- _Task directions_: Word for word, quote all of the material, omitting the pictures.

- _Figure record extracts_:
++++++++++

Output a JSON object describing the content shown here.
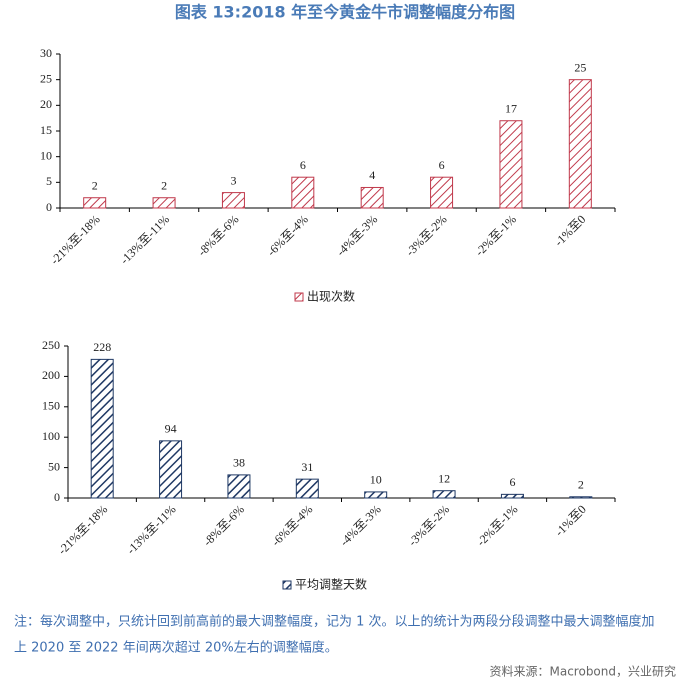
{
  "title": "图表 13:2018 年至今黄金牛市调整幅度分布图",
  "chart_data": [
    {
      "type": "bar",
      "categories": [
        "-21%至-18%",
        "-13%至-11%",
        "-8%至-6%",
        "-6%至-4%",
        "-4%至-3%",
        "-3%至-2%",
        "-2%至-1%",
        "-1%至0"
      ],
      "series": [
        {
          "name": "出现次数",
          "color": "#c0394b",
          "values": [
            2,
            2,
            3,
            6,
            4,
            6,
            17,
            25
          ]
        }
      ],
      "ylim": [
        0,
        30
      ],
      "yticks": [
        0,
        5,
        10,
        15,
        20,
        25,
        30
      ],
      "legend": "bottom"
    },
    {
      "type": "bar",
      "categories": [
        "-21%至-18%",
        "-13%至-11%",
        "-8%至-6%",
        "-6%至-4%",
        "-4%至-3%",
        "-3%至-2%",
        "-2%至-1%",
        "-1%至0"
      ],
      "series": [
        {
          "name": "平均调整天数",
          "color": "#1f3864",
          "values": [
            228,
            94,
            38,
            31,
            10,
            12,
            6,
            2
          ]
        }
      ],
      "ylim": [
        0,
        250
      ],
      "yticks": [
        0,
        50,
        100,
        150,
        200,
        250
      ],
      "legend": "bottom"
    }
  ],
  "note": [
    "注：每次调整中，只统计回到前高前的最大调整幅度，记为 1 次。以上的统计为两段分段调整中最大调整幅度加",
    "上 2020 至 2022 年间两次超过 20%左右的调整幅度。"
  ],
  "source": "资料来源：Macrobond，兴业研究"
}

++++++++++

- _Answer in full_:
Output a JSON object describing the content shown here.
{
  "title": "图表 13:2018 年至今黄金牛市调整幅度分布图",
  "chart_data": [
    {
      "type": "bar",
      "categories": [
        "-21%至-18%",
        "-13%至-11%",
        "-8%至-6%",
        "-6%至-4%",
        "-4%至-3%",
        "-3%至-2%",
        "-2%至-1%",
        "-1%至0"
      ],
      "series": [
        {
          "name": "出现次数",
          "color": "#c0394b",
          "values": [
            2,
            2,
            3,
            6,
            4,
            6,
            17,
            25
          ]
        }
      ],
      "ylim": [
        0,
        30
      ],
      "yticks": [
        0,
        5,
        10,
        15,
        20,
        25,
        30
      ],
      "legend": "bottom"
    },
    {
      "type": "bar",
      "categories": [
        "-21%至-18%",
        "-13%至-11%",
        "-8%至-6%",
        "-6%至-4%",
        "-4%至-3%",
        "-3%至-2%",
        "-2%至-1%",
        "-1%至0"
      ],
      "series": [
        {
          "name": "平均调整天数",
          "color": "#1f3864",
          "values": [
            228,
            94,
            38,
            31,
            10,
            12,
            6,
            2
          ]
        }
      ],
      "ylim": [
        0,
        250
      ],
      "yticks": [
        0,
        50,
        100,
        150,
        200,
        250
      ],
      "legend": "bottom"
    }
  ],
  "note": [
    "注：每次调整中，只统计回到前高前的最大调整幅度，记为 1 次。以上的统计为两段分段调整中最大调整幅度加",
    "上 2020 至 2022 年间两次超过 20%左右的调整幅度。"
  ],
  "source": "资料来源：Macrobond，兴业研究"
}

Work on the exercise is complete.